Information provided
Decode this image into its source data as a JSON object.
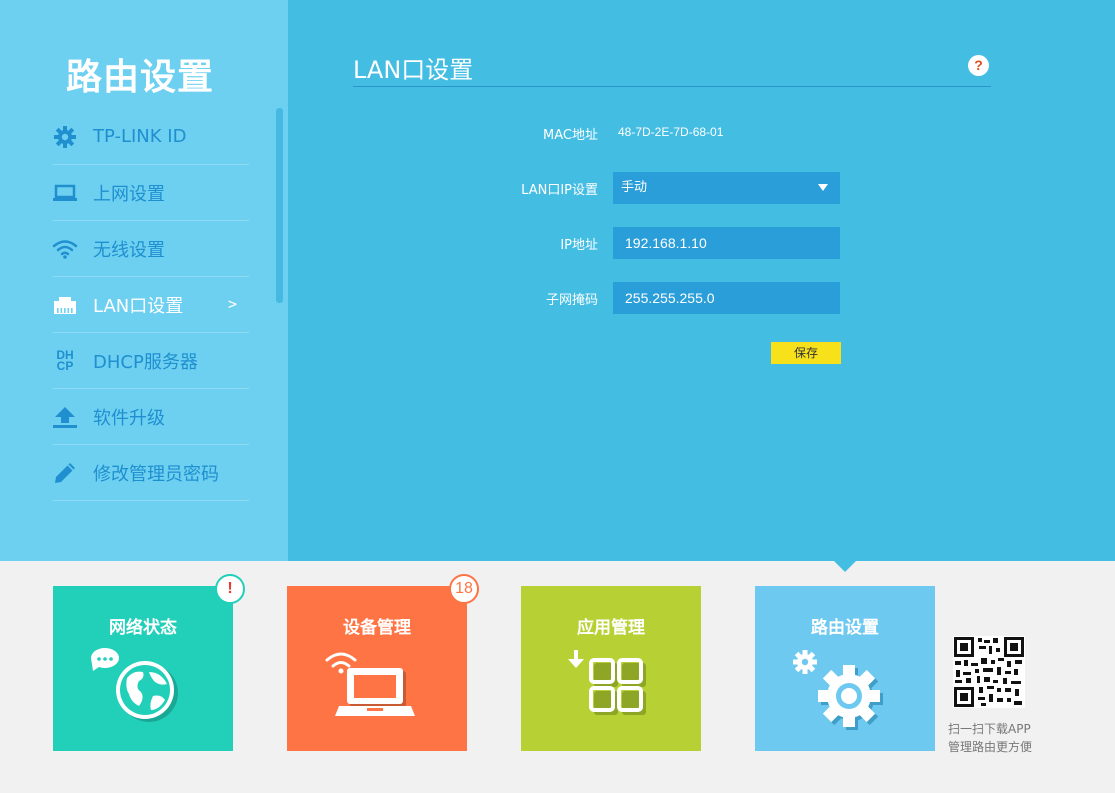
{
  "sidebar": {
    "title": "路由设置",
    "items": [
      {
        "label": "TP-LINK ID",
        "icon": "gear-icon"
      },
      {
        "label": "上网设置",
        "icon": "laptop-icon"
      },
      {
        "label": "无线设置",
        "icon": "wifi-icon"
      },
      {
        "label": "LAN口设置",
        "icon": "ethernet-icon",
        "active": true
      },
      {
        "label": "DHCP服务器",
        "icon": "dhcp-icon",
        "icon_text": "DH\nCP"
      },
      {
        "label": "软件升级",
        "icon": "upload-icon"
      },
      {
        "label": "修改管理员密码",
        "icon": "pencil-icon"
      }
    ],
    "active_arrow": ">"
  },
  "panel": {
    "title": "LAN口设置",
    "help": "?",
    "mac_label": "MAC地址",
    "mac_value": "48-7D-2E-7D-68-01",
    "lan_ip_mode_label": "LAN口IP设置",
    "lan_ip_mode_value": "手动",
    "ip_label": "IP地址",
    "ip_value": "192.168.1.10",
    "mask_label": "子网掩码",
    "mask_value": "255.255.255.0",
    "save_label": "保存"
  },
  "tiles": [
    {
      "label": "网络状态",
      "color": "#22cfb8",
      "badge": "!"
    },
    {
      "label": "设备管理",
      "color": "#fe7445",
      "badge": "18"
    },
    {
      "label": "应用管理",
      "color": "#b7d135"
    },
    {
      "label": "路由设置",
      "color": "#6dc9ef",
      "active": true
    }
  ],
  "qr": {
    "line1": "扫一扫下载APP",
    "line2": "管理路由更方便"
  },
  "colors": {
    "sidebar_bg": "#6dd0f1",
    "main_bg": "#44bde3",
    "field_bg": "#2a9ed9",
    "save_btn": "#f6e11b"
  }
}
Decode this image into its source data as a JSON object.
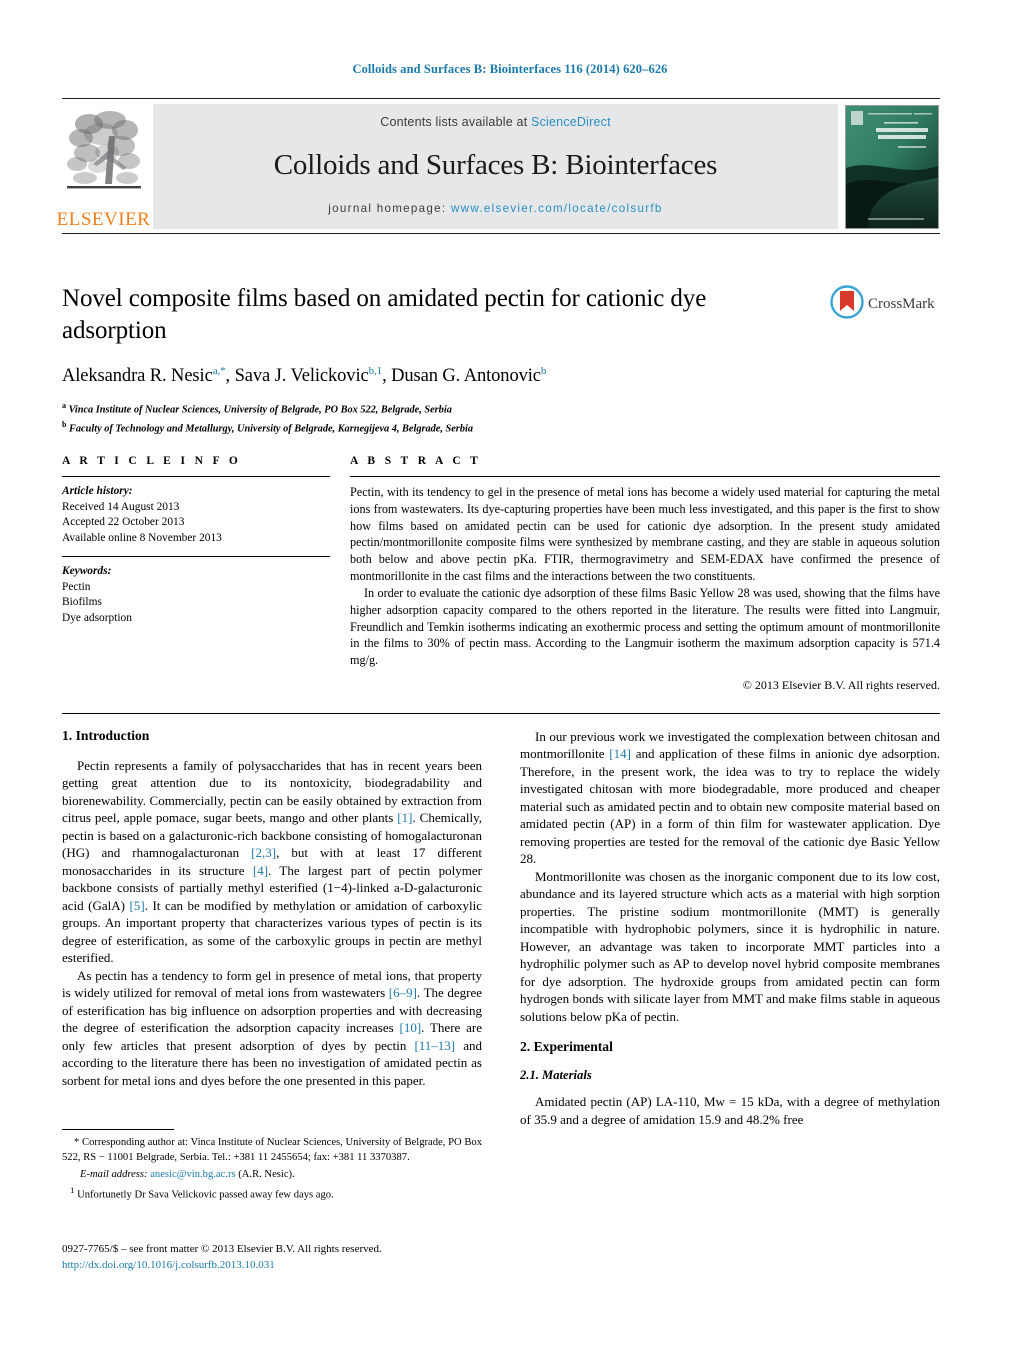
{
  "running_head": "Colloids and Surfaces B: Biointerfaces 116 (2014) 620–626",
  "masthead": {
    "contents_prefix": "Contents lists available at ",
    "sciencedirect": "ScienceDirect",
    "journal_title": "Colloids and Surfaces B: Biointerfaces",
    "homepage_prefix": "journal homepage: ",
    "homepage_url": "www.elsevier.com/locate/colsurfb",
    "publisher": "ELSEVIER",
    "cover_alt": "journal-cover-thumbnail",
    "accent_blue": "#2b8fc4",
    "elsevier_orange": "#f07f1a",
    "band_gray": "#e6e7e8"
  },
  "crossmark": {
    "label": "CrossMark"
  },
  "title": "Novel composite films based on amidated pectin for cationic dye adsorption",
  "authors": [
    {
      "name": "Aleksandra R. Nesic",
      "sup": "a,*"
    },
    {
      "name": "Sava J. Velickovic",
      "sup": "b,1"
    },
    {
      "name": "Dusan G. Antonovic",
      "sup": "b"
    }
  ],
  "affiliations": [
    {
      "marker": "a",
      "text": "Vinca Institute of Nuclear Sciences, University of Belgrade, PO Box 522, Belgrade, Serbia"
    },
    {
      "marker": "b",
      "text": "Faculty of Technology and Metallurgy, University of Belgrade, Karnegijeva 4, Belgrade, Serbia"
    }
  ],
  "article_info": {
    "heading": "A R T I C L E  I N F O",
    "history_label": "Article history:",
    "history": [
      "Received 14 August 2013",
      "Accepted 22 October 2013",
      "Available online 8 November 2013"
    ],
    "keywords_label": "Keywords:",
    "keywords": [
      "Pectin",
      "Biofilms",
      "Dye adsorption"
    ]
  },
  "abstract": {
    "heading": "A B S T R A C T",
    "paragraph1": "Pectin, with its tendency to gel in the presence of metal ions has become a widely used material for capturing the metal ions from wastewaters. Its dye-capturing properties have been much less investigated, and this paper is the first to show how films based on amidated pectin can be used for cationic dye adsorption. In the present study amidated pectin/montmorillonite composite films were synthesized by membrane casting, and they are stable in aqueous solution both below and above pectin pKa. FTIR, thermogravimetry and SEM-EDAX have confirmed the presence of montmorillonite in the cast films and the interactions between the two constituents.",
    "paragraph2": "In order to evaluate the cationic dye adsorption of these films Basic Yellow 28 was used, showing that the films have higher adsorption capacity compared to the others reported in the literature. The results were fitted into Langmuir, Freundlich and Temkin isotherms indicating an exothermic process and setting the optimum amount of montmorillonite in the films to 30% of pectin mass. According to the Langmuir isotherm the maximum adsorption capacity is 571.4 mg/g.",
    "copyright": "© 2013 Elsevier B.V. All rights reserved."
  },
  "sections": {
    "introduction_heading": "1.  Introduction",
    "intro_p1_a": "Pectin represents a family of polysaccharides that has in recent years been getting great attention due to its nontoxicity, biodegradability and biorenewability. Commercially, pectin can be easily obtained by extraction from citrus peel, apple pomace, sugar beets, mango and other plants ",
    "intro_p1_ref1": "[1]",
    "intro_p1_b": ". Chemically, pectin is based on a galacturonic-rich backbone consisting of homogalacturonan (HG) and rhamnogalacturonan ",
    "intro_p1_ref2": "[2,3]",
    "intro_p1_c": ", but with at least 17 different monosaccharides in its structure ",
    "intro_p1_ref3": "[4]",
    "intro_p1_d": ". The largest part of pectin polymer backbone consists of partially methyl esterified (1−4)-linked a-D-galacturonic acid (GalA) ",
    "intro_p1_ref4": "[5]",
    "intro_p1_e": ". It can be modified by methylation or amidation of carboxylic groups. An important property that characterizes various types of pectin is its degree of esterification, as some of the carboxylic groups in pectin are methyl esterified.",
    "intro_p2_a": "As pectin has a tendency to form gel in presence of metal ions, that property is widely utilized for removal of metal ions from wastewaters ",
    "intro_p2_ref1": "[6–9]",
    "intro_p2_b": ". The degree of esterification has big influence on adsorption properties and with decreasing the degree of esterification the adsorption capacity increases ",
    "intro_p2_ref2": "[10]",
    "intro_p2_c": ". There are only few articles that present adsorption of dyes by pectin ",
    "intro_p2_ref3": "[11–13]",
    "intro_p2_d": " and according to the literature there has been no investigation of amidated pectin as sorbent for metal ions and dyes before the one presented in this paper.",
    "right_p1_a": "In our previous work we investigated the complexation between chitosan and montmorillonite ",
    "right_p1_ref1": "[14]",
    "right_p1_b": " and application of these films in anionic dye adsorption. Therefore, in the present work, the idea was to try to replace the widely investigated chitosan with more biodegradable, more produced and cheaper material such as amidated pectin and to obtain new composite material based on amidated pectin (AP) in a form of thin film for wastewater application. Dye removing properties are tested for the removal of the cationic dye Basic Yellow 28.",
    "right_p2": "Montmorillonite was chosen as the inorganic component due to its low cost, abundance and its layered structure which acts as a material with high sorption properties. The pristine sodium montmorillonite (MMT) is generally incompatible with hydrophobic polymers, since it is hydrophilic in nature. However, an advantage was taken to incorporate MMT particles into a hydrophilic polymer such as AP to develop novel hybrid composite membranes for dye adsorption. The hydroxide groups from amidated pectin can form hydrogen bonds with silicate layer from MMT and make films stable in aqueous solutions below pKa of pectin.",
    "experimental_heading": "2.  Experimental",
    "materials_heading": "2.1.  Materials",
    "materials_p1": "Amidated pectin (AP) LA-110, Mw = 15 kDa, with a degree of methylation of 35.9 and a degree of amidation 15.9 and 48.2% free"
  },
  "footnotes": {
    "corresponding": "* Corresponding author at: Vinca Institute of Nuclear Sciences, University of Belgrade, PO Box 522, RS − 11001 Belgrade, Serbia. Tel.: +381 11 2455654; fax: +381 11 3370387.",
    "email_label": "E-mail address:",
    "email": "anesic@vin.bg.ac.rs",
    "email_suffix": " (A.R. Nesic).",
    "note1_marker": "1",
    "note1": "Unfortunetly Dr Sava Velickovic passed away few days ago."
  },
  "issn_line": "0927-7765/$ – see front matter © 2013 Elsevier B.V. All rights reserved.",
  "doi_line": "http://dx.doi.org/10.1016/j.colsurfb.2013.10.031"
}
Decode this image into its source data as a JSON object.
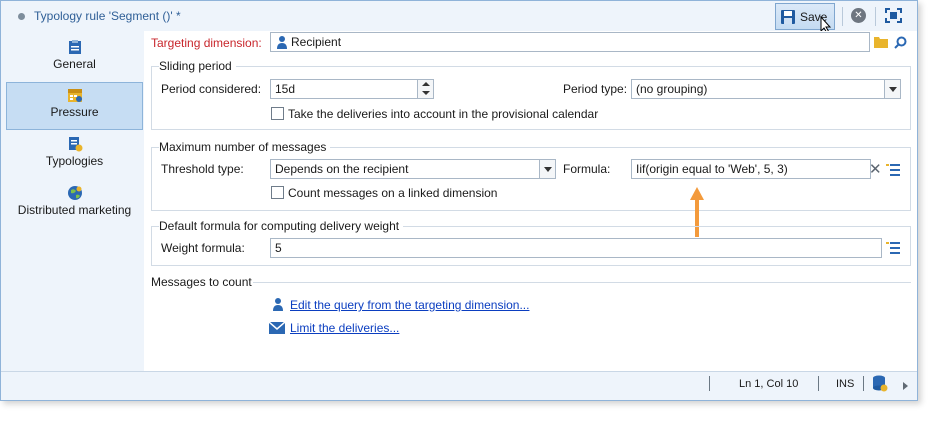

Job
From the entries above, pull out each line that includes "Sava".

Output
      "name": "Sava J. Velickovic",
    "note1": "Unfortunetly Dr Sava Velickovic passed away few days ago."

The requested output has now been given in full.